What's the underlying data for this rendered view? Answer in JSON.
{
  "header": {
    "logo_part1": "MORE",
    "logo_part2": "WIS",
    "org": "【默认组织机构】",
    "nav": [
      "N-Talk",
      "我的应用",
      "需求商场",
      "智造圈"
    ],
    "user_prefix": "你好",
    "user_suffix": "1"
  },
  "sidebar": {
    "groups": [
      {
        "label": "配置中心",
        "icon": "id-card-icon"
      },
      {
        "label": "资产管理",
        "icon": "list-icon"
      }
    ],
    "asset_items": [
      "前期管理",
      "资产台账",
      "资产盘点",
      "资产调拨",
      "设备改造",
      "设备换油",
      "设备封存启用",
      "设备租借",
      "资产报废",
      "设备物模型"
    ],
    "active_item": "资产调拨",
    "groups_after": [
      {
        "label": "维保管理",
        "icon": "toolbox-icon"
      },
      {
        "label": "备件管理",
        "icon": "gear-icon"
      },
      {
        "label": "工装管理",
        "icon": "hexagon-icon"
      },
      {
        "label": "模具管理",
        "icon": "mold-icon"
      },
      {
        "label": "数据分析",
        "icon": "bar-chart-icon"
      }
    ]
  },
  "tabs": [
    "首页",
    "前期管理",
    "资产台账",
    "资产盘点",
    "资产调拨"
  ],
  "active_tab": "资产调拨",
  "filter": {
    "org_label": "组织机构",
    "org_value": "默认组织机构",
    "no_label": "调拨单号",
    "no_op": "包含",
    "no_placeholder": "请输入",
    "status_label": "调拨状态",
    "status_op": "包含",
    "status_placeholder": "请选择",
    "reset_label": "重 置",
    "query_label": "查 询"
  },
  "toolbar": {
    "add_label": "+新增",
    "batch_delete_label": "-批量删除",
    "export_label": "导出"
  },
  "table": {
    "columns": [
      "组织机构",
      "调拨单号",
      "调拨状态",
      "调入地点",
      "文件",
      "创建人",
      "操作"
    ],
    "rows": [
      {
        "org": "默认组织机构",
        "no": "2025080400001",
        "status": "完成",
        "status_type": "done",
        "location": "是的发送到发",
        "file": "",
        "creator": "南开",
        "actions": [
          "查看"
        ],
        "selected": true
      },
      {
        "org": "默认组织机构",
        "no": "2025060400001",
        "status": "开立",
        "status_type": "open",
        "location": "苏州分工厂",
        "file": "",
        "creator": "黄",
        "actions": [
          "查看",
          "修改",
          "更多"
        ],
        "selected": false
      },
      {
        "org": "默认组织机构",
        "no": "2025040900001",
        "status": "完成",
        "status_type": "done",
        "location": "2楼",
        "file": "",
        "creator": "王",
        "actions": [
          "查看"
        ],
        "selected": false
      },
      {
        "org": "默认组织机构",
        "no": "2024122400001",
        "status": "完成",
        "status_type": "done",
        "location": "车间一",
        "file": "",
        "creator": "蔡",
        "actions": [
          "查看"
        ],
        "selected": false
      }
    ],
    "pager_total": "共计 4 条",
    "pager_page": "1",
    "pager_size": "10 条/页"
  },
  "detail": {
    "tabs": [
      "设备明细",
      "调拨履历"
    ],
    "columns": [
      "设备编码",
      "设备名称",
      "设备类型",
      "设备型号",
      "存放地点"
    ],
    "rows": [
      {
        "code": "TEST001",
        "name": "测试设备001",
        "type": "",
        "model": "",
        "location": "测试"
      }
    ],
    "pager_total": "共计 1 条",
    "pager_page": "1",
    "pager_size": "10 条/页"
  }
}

Written exercise =
Extract all of the data shown above without alteration.

Expected answer =
What's the underlying data for this rendered view? Answer in JSON.
{
  "header": {
    "logo_part1": "MORE",
    "logo_part2": "WIS",
    "org": "【默认组织机构】",
    "nav": [
      "N-Talk",
      "我的应用",
      "需求商场",
      "智造圈"
    ],
    "user_prefix": "你好",
    "user_suffix": "1"
  },
  "sidebar": {
    "groups": [
      {
        "label": "配置中心",
        "icon": "id-card-icon"
      },
      {
        "label": "资产管理",
        "icon": "list-icon"
      }
    ],
    "asset_items": [
      "前期管理",
      "资产台账",
      "资产盘点",
      "资产调拨",
      "设备改造",
      "设备换油",
      "设备封存启用",
      "设备租借",
      "资产报废",
      "设备物模型"
    ],
    "active_item": "资产调拨",
    "groups_after": [
      {
        "label": "维保管理",
        "icon": "toolbox-icon"
      },
      {
        "label": "备件管理",
        "icon": "gear-icon"
      },
      {
        "label": "工装管理",
        "icon": "hexagon-icon"
      },
      {
        "label": "模具管理",
        "icon": "mold-icon"
      },
      {
        "label": "数据分析",
        "icon": "bar-chart-icon"
      }
    ]
  },
  "tabs": [
    "首页",
    "前期管理",
    "资产台账",
    "资产盘点",
    "资产调拨"
  ],
  "active_tab": "资产调拨",
  "filter": {
    "org_label": "组织机构",
    "org_value": "默认组织机构",
    "no_label": "调拨单号",
    "no_op": "包含",
    "no_placeholder": "请输入",
    "status_label": "调拨状态",
    "status_op": "包含",
    "status_placeholder": "请选择",
    "reset_label": "重 置",
    "query_label": "查 询"
  },
  "toolbar": {
    "add_label": "+新增",
    "batch_delete_label": "-批量删除",
    "export_label": "导出"
  },
  "table": {
    "columns": [
      "组织机构",
      "调拨单号",
      "调拨状态",
      "调入地点",
      "文件",
      "创建人",
      "操作"
    ],
    "rows": [
      {
        "org": "默认组织机构",
        "no": "2025080400001",
        "status": "完成",
        "status_type": "done",
        "location": "是的发送到发",
        "file": "",
        "creator": "南开",
        "actions": [
          "查看"
        ],
        "selected": true
      },
      {
        "org": "默认组织机构",
        "no": "2025060400001",
        "status": "开立",
        "status_type": "open",
        "location": "苏州分工厂",
        "file": "",
        "creator": "黄",
        "actions": [
          "查看",
          "修改",
          "更多"
        ],
        "selected": false
      },
      {
        "org": "默认组织机构",
        "no": "2025040900001",
        "status": "完成",
        "status_type": "done",
        "location": "2楼",
        "file": "",
        "creator": "王",
        "actions": [
          "查看"
        ],
        "selected": false
      },
      {
        "org": "默认组织机构",
        "no": "2024122400001",
        "status": "完成",
        "status_type": "done",
        "location": "车间一",
        "file": "",
        "creator": "蔡",
        "actions": [
          "查看"
        ],
        "selected": false
      }
    ],
    "pager_total": "共计 4 条",
    "pager_page": "1",
    "pager_size": "10 条/页"
  },
  "detail": {
    "tabs": [
      "设备明细",
      "调拨履历"
    ],
    "columns": [
      "设备编码",
      "设备名称",
      "设备类型",
      "设备型号",
      "存放地点"
    ],
    "rows": [
      {
        "code": "TEST001",
        "name": "测试设备001",
        "type": "",
        "model": "",
        "location": "测试"
      }
    ],
    "pager_total": "共计 1 条",
    "pager_page": "1",
    "pager_size": "10 条/页"
  }
}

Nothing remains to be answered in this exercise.